- **AIM**: Using the data below, copy each line that includes the word "checked".

- **ENTRIES SUPPLIED**:
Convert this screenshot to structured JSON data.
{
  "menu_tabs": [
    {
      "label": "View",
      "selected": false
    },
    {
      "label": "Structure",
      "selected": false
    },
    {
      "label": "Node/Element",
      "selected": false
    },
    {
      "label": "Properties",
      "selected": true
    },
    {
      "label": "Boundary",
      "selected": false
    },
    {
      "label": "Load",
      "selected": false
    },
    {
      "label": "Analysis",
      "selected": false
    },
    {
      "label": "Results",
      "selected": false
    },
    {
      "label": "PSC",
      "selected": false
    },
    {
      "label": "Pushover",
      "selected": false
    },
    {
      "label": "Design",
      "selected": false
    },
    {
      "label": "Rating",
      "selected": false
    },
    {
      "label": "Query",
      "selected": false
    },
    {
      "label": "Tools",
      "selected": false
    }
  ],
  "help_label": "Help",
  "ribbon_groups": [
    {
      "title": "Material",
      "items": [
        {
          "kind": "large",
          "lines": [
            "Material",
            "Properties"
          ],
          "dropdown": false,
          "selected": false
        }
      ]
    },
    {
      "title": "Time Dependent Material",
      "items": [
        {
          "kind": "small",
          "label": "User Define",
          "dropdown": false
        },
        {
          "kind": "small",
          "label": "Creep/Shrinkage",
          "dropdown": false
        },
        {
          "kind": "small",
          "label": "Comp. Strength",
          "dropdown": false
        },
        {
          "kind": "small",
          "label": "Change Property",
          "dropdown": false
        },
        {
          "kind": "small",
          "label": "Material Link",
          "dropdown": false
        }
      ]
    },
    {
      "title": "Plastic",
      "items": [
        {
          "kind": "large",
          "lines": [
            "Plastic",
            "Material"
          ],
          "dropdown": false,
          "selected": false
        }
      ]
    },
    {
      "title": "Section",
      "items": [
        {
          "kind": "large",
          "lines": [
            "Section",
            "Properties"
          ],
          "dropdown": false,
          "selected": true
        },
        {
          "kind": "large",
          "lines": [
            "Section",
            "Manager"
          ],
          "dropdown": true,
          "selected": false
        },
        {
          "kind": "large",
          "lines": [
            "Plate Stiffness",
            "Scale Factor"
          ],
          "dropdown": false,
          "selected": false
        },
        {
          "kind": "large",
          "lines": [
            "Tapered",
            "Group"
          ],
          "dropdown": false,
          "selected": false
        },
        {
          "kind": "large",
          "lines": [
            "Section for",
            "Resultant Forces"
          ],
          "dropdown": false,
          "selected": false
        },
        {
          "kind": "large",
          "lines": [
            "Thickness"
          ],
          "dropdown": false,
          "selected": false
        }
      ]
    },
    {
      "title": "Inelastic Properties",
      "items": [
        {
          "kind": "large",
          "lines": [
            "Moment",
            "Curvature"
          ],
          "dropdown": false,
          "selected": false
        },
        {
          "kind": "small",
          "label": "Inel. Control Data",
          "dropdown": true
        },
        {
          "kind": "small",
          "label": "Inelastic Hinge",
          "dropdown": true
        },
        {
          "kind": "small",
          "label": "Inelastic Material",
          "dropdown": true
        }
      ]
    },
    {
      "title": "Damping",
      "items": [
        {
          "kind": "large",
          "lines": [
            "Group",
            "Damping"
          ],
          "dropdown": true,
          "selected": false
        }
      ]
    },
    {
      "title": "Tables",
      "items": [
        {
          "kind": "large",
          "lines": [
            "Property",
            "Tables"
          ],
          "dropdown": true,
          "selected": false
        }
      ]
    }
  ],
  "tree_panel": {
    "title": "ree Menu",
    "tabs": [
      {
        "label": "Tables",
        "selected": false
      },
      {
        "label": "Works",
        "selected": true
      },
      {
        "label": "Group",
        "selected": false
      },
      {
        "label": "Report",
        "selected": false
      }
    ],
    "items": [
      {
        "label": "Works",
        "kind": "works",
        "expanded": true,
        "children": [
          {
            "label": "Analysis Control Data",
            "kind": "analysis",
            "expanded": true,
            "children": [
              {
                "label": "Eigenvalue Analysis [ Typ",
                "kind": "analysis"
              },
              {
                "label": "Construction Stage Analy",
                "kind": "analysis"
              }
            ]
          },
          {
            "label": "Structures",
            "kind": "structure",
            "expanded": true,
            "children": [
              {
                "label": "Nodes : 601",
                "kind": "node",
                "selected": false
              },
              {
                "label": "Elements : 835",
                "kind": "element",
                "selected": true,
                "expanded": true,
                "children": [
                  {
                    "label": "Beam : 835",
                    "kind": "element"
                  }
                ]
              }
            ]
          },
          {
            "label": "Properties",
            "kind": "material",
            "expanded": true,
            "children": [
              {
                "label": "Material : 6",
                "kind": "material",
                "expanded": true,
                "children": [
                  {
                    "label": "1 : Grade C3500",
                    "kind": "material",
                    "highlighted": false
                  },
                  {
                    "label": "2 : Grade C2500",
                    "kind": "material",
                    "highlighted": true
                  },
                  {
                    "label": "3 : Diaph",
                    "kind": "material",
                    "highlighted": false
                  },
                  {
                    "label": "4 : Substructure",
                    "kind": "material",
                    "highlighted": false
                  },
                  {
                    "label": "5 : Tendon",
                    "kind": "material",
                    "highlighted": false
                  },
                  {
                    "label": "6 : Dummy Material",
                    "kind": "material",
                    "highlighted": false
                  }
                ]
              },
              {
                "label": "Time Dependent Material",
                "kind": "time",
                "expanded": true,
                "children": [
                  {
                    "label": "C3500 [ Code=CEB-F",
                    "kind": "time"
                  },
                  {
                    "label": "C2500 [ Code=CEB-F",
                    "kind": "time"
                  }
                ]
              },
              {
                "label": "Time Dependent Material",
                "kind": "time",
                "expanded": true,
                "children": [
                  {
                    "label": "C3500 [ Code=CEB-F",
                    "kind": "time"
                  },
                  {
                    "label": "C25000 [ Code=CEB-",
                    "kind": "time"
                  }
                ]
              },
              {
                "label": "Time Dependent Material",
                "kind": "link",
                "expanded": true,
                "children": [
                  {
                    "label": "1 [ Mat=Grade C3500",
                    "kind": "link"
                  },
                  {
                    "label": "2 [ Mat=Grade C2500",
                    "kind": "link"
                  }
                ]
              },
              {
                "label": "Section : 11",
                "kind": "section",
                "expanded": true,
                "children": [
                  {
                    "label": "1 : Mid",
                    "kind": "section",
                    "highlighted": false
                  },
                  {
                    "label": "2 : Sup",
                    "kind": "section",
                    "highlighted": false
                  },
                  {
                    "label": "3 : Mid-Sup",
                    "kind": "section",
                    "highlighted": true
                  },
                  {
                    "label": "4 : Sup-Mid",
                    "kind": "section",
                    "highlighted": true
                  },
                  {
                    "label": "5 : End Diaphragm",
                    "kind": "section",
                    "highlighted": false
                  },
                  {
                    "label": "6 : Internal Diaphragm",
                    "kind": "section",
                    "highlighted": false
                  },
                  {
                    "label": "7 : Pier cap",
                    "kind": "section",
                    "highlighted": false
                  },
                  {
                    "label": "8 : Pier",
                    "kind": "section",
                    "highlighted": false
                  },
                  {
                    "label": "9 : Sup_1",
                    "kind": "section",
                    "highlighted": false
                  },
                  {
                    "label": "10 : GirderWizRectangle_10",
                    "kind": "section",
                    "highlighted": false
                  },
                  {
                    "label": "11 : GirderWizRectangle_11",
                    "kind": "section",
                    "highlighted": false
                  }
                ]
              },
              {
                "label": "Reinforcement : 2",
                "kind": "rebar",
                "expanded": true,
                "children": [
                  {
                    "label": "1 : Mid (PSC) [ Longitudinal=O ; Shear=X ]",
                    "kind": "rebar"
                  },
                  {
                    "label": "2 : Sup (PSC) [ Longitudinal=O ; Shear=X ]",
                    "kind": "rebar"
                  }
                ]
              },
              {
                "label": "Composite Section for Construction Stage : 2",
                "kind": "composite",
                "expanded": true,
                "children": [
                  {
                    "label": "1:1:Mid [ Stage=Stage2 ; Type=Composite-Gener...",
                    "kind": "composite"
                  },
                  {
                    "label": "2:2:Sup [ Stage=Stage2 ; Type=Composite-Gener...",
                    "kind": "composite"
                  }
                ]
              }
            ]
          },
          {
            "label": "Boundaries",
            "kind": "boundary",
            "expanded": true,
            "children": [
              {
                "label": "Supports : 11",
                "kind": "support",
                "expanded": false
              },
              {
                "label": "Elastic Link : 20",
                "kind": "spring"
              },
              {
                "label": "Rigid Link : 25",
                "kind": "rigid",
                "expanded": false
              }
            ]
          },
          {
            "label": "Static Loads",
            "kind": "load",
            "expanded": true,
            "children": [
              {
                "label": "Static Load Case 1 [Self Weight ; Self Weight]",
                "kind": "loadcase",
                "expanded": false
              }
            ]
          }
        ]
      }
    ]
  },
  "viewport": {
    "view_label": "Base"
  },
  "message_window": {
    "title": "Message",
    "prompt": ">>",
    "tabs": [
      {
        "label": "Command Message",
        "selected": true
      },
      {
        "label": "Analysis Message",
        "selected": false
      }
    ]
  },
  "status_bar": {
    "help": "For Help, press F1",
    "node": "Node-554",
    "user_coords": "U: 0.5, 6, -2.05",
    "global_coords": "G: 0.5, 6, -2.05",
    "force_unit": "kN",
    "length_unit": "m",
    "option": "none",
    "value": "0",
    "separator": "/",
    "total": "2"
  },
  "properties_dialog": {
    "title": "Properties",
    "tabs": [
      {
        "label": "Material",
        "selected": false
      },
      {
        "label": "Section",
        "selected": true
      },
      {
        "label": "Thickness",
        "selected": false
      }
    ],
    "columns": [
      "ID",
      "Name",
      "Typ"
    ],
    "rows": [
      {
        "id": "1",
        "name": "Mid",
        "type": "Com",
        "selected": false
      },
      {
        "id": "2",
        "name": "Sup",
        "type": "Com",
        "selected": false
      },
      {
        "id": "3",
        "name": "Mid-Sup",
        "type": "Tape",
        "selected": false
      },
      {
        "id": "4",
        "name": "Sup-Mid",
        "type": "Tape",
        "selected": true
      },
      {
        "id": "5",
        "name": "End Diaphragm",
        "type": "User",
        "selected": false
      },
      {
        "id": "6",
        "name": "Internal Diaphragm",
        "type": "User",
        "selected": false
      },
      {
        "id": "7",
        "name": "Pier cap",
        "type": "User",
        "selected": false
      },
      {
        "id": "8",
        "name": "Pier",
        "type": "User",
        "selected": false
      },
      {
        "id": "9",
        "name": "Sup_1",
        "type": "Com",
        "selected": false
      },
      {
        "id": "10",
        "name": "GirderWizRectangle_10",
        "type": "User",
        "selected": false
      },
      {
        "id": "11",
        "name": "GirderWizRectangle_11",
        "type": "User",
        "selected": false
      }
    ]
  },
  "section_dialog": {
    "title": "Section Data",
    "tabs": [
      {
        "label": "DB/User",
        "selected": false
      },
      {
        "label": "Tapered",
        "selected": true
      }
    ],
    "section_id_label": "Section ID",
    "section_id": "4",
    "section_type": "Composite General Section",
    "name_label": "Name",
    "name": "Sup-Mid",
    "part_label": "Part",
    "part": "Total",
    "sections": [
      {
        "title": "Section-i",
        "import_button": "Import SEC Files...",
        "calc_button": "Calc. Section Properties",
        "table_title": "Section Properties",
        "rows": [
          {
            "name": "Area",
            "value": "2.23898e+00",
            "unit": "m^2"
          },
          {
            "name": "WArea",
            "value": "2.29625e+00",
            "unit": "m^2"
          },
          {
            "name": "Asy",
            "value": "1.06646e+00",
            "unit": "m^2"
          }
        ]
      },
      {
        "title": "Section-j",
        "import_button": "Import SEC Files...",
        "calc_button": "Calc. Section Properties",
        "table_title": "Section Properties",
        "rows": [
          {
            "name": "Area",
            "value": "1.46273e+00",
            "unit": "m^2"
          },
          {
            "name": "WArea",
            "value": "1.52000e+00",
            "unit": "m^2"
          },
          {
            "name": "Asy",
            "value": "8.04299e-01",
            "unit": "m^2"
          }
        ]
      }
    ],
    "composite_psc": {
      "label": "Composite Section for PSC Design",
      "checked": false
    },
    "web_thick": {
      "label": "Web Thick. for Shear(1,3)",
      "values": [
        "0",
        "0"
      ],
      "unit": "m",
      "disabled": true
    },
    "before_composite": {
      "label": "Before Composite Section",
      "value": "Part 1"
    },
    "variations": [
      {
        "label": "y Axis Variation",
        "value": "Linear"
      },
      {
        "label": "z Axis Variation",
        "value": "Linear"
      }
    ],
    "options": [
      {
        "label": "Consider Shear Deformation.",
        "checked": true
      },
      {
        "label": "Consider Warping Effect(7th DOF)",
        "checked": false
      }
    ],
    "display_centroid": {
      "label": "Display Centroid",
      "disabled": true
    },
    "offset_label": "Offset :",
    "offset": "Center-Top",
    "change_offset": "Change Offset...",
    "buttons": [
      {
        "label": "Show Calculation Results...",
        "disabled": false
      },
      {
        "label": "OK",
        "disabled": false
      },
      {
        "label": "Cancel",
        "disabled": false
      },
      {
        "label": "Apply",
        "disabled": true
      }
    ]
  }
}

- **ANSWER TO THIS PROBLEM**:
      "checked": false
        "checked": true
        "checked": false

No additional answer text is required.